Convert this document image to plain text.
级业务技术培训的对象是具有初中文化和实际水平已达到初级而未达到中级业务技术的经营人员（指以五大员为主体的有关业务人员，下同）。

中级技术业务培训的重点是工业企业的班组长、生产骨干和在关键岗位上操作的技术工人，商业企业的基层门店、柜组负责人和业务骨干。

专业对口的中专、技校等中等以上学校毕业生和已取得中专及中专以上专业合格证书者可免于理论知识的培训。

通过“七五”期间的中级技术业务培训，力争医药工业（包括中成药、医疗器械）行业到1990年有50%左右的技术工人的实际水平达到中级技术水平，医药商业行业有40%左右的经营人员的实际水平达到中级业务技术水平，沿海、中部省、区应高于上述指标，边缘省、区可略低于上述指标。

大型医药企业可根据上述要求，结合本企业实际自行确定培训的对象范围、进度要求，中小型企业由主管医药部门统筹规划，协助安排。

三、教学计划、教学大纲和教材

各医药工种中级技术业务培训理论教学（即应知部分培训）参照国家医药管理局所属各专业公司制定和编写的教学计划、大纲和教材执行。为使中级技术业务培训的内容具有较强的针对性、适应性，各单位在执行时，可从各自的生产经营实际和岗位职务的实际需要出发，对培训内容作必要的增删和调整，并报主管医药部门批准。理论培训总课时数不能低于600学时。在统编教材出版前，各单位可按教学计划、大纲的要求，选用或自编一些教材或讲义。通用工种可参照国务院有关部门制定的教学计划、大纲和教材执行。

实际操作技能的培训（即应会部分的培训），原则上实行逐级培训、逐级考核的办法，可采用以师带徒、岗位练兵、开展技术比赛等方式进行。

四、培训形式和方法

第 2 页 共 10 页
______
[Description of the task] Write out the full set of records exactly as given.

[Exercise response]
Convert this document image to plain text.
级业务技术培训的对象是具有初中文化和实际水平已达到初级而未达到中级业务技术的经营人员（指以五大员为主体的有关业务人员，下同）。

中级技术业务培训的重点是工业企业的班组长、生产骨干和在关键岗位上操作的技术工人，商业企业的基层门店、柜组负责人和业务骨干。

专业对口的中专、技校等中等以上学校毕业生和已取得中专及中专以上专业合格证书者可免于理论知识的培训。

通过“七五”期间的中级技术业务培训，力争医药工业（包括中成药、医疗器械）行业到1990年有50%左右的技术工人的实际水平达到中级技术水平，医药商业行业有40%左右的经营人员的实际水平达到中级业务技术水平，沿海、中部省、区应高于上述指标，边缘省、区可略低于上述指标。

大型医药企业可根据上述要求，结合本企业实际自行确定培训的对象范围、进度要求，中小型企业由主管医药部门统筹规划，协助安排。

三、教学计划、教学大纲和教材

各医药工种中级技术业务培训理论教学（即应知部分培训）参照国家医药管理局所属各专业公司制定和编写的教学计划、大纲和教材执行。为使中级技术业务培训的内容具有较强的针对性、适应性，各单位在执行时，可从各自的生产经营实际和岗位职务的实际需要出发，对培训内容作必要的增删和调整，并报主管医药部门批准。理论培训总课时数不能低于600学时。在统编教材出版前，各单位可按教学计划、大纲的要求，选用或自编一些教材或讲义。通用工种可参照国务院有关部门制定的教学计划、大纲和教材执行。

实际操作技能的培训（即应会部分的培训），原则上实行逐级培训、逐级考核的办法，可采用以师带徒、岗位练兵、开展技术比赛等方式进行。

四、培训形式和方法

第 2 页 共 10 页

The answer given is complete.